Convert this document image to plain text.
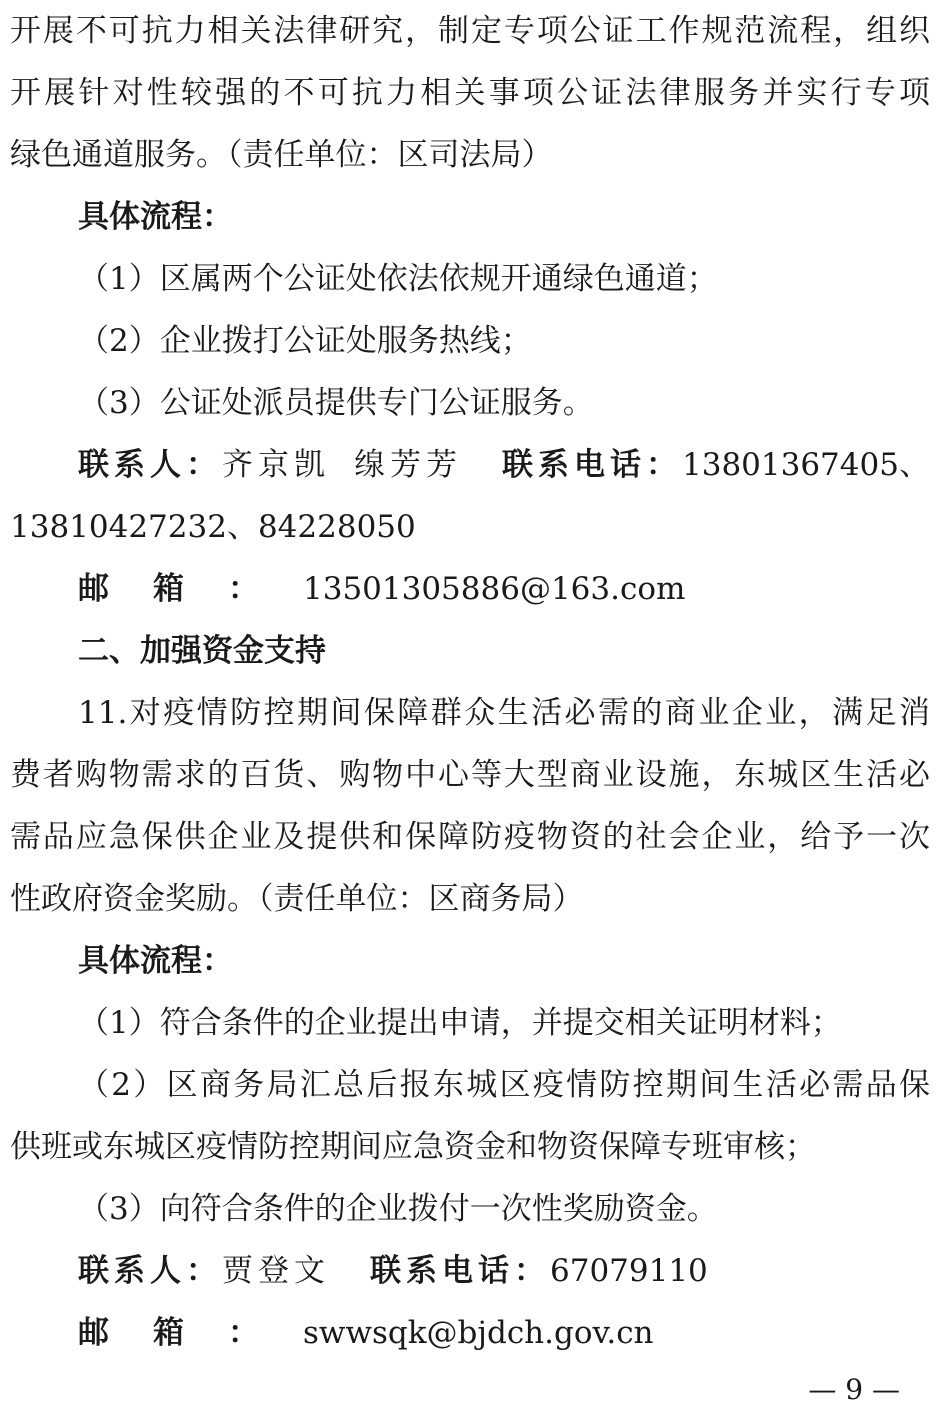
开展不可抗力相关法律研究，制定专项公证工作规范流程，组织
开展针对性较强的不可抗力相关事项公证法律服务并实行专项
绿色通道服务。（责任单位：区司法局）
具体流程：
（1）区属两个公证处依法依规开通绿色通道；
（2）企业拨打公证处服务热线；
（3）公证处派员提供专门公证服务。
联系人：齐京凯 缐芳芳 联系电话：13801367405、
13810427232、84228050
邮箱：13501305886@163.com
二、加强资金支持
11.对疫情防控期间保障群众生活必需的商业企业，满足消
费者购物需求的百货、购物中心等大型商业设施，东城区生活必
需品应急保供企业及提供和保障防疫物资的社会企业，给予一次
性政府资金奖励。（责任单位：区商务局）
具体流程：
（1）符合条件的企业提出申请，并提交相关证明材料；
（2）区商务局汇总后报东城区疫情防控期间生活必需品保
供班或东城区疫情防控期间应急资金和物资保障专班审核；
（3）向符合条件的企业拨付一次性奖励资金。
联系人：贾登文 联系电话：67079110
邮箱：swwsqk@bjdch.gov.cn
— 9 —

### What the exercise asks
All of the entries above should be duplicated exactly, except for the pictures.

### Reply to the exercise
Convert this document image to plain text.
开展不可抗力相关法律研究，制定专项公证工作规范流程，组织
开展针对性较强的不可抗力相关事项公证法律服务并实行专项
绿色通道服务。（责任单位：区司法局）
具体流程：
（1）区属两个公证处依法依规开通绿色通道；
（2）企业拨打公证处服务热线；
（3）公证处派员提供专门公证服务。
联系人：齐京凯 缐芳芳 联系电话：13801367405、
13810427232、84228050
邮箱：13501305886@163.com
二、加强资金支持
11.对疫情防控期间保障群众生活必需的商业企业，满足消
费者购物需求的百货、购物中心等大型商业设施，东城区生活必
需品应急保供企业及提供和保障防疫物资的社会企业，给予一次
性政府资金奖励。（责任单位：区商务局）
具体流程：
（1）符合条件的企业提出申请，并提交相关证明材料；
（2）区商务局汇总后报东城区疫情防控期间生活必需品保
供班或东城区疫情防控期间应急资金和物资保障专班审核；
（3）向符合条件的企业拨付一次性奖励资金。
联系人：贾登文 联系电话：67079110
邮箱：swwsqk@bjdch.gov.cn
— 9 —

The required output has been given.